## Task directions:
Find the word "Shortness" in the material below and gather every line that contains it.

## Available records:
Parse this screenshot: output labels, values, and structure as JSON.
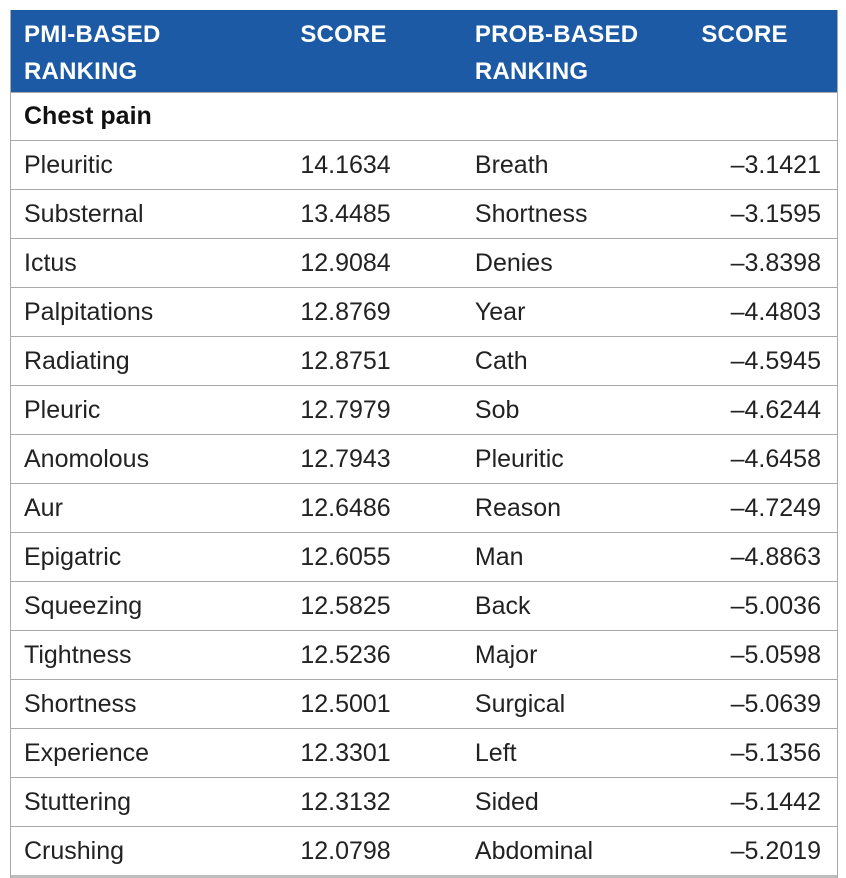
{
  "header": {
    "col1": [
      "PMI-BASED",
      "RANKING"
    ],
    "col2": [
      "SCORE"
    ],
    "col3": [
      "PROB-BASED",
      "RANKING"
    ],
    "col4": [
      "SCORE"
    ]
  },
  "section": "Chest pain",
  "rows": [
    {
      "pmi_term": "Pleuritic",
      "pmi_score": "14.1634",
      "prob_term": "Breath",
      "prob_score": "–3.1421"
    },
    {
      "pmi_term": "Substernal",
      "pmi_score": "13.4485",
      "prob_term": "Shortness",
      "prob_score": "–3.1595"
    },
    {
      "pmi_term": "Ictus",
      "pmi_score": "12.9084",
      "prob_term": "Denies",
      "prob_score": "–3.8398"
    },
    {
      "pmi_term": "Palpitations",
      "pmi_score": "12.8769",
      "prob_term": "Year",
      "prob_score": "–4.4803"
    },
    {
      "pmi_term": "Radiating",
      "pmi_score": "12.8751",
      "prob_term": "Cath",
      "prob_score": "–4.5945"
    },
    {
      "pmi_term": "Pleuric",
      "pmi_score": "12.7979",
      "prob_term": "Sob",
      "prob_score": "–4.6244"
    },
    {
      "pmi_term": "Anomolous",
      "pmi_score": "12.7943",
      "prob_term": "Pleuritic",
      "prob_score": "–4.6458"
    },
    {
      "pmi_term": "Aur",
      "pmi_score": "12.6486",
      "prob_term": "Reason",
      "prob_score": "–4.7249"
    },
    {
      "pmi_term": "Epigatric",
      "pmi_score": "12.6055",
      "prob_term": "Man",
      "prob_score": "–4.8863"
    },
    {
      "pmi_term": "Squeezing",
      "pmi_score": "12.5825",
      "prob_term": "Back",
      "prob_score": "–5.0036"
    },
    {
      "pmi_term": "Tightness",
      "pmi_score": "12.5236",
      "prob_term": "Major",
      "prob_score": "–5.0598"
    },
    {
      "pmi_term": "Shortness",
      "pmi_score": "12.5001",
      "prob_term": "Surgical",
      "prob_score": "–5.0639"
    },
    {
      "pmi_term": "Experience",
      "pmi_score": "12.3301",
      "prob_term": "Left",
      "prob_score": "–5.1356"
    },
    {
      "pmi_term": "Stuttering",
      "pmi_score": "12.3132",
      "prob_term": "Sided",
      "prob_score": "–5.1442"
    },
    {
      "pmi_term": "Crushing",
      "pmi_score": "12.0798",
      "prob_term": "Abdominal",
      "prob_score": "–5.2019"
    }
  ],
  "colors": {
    "header_bg": "#1d5aa6",
    "header_text": "#ffffff",
    "border": "#a9a9a9"
  }
}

## Task result:
      "prob_term": "Shortness",
      "pmi_term": "Shortness",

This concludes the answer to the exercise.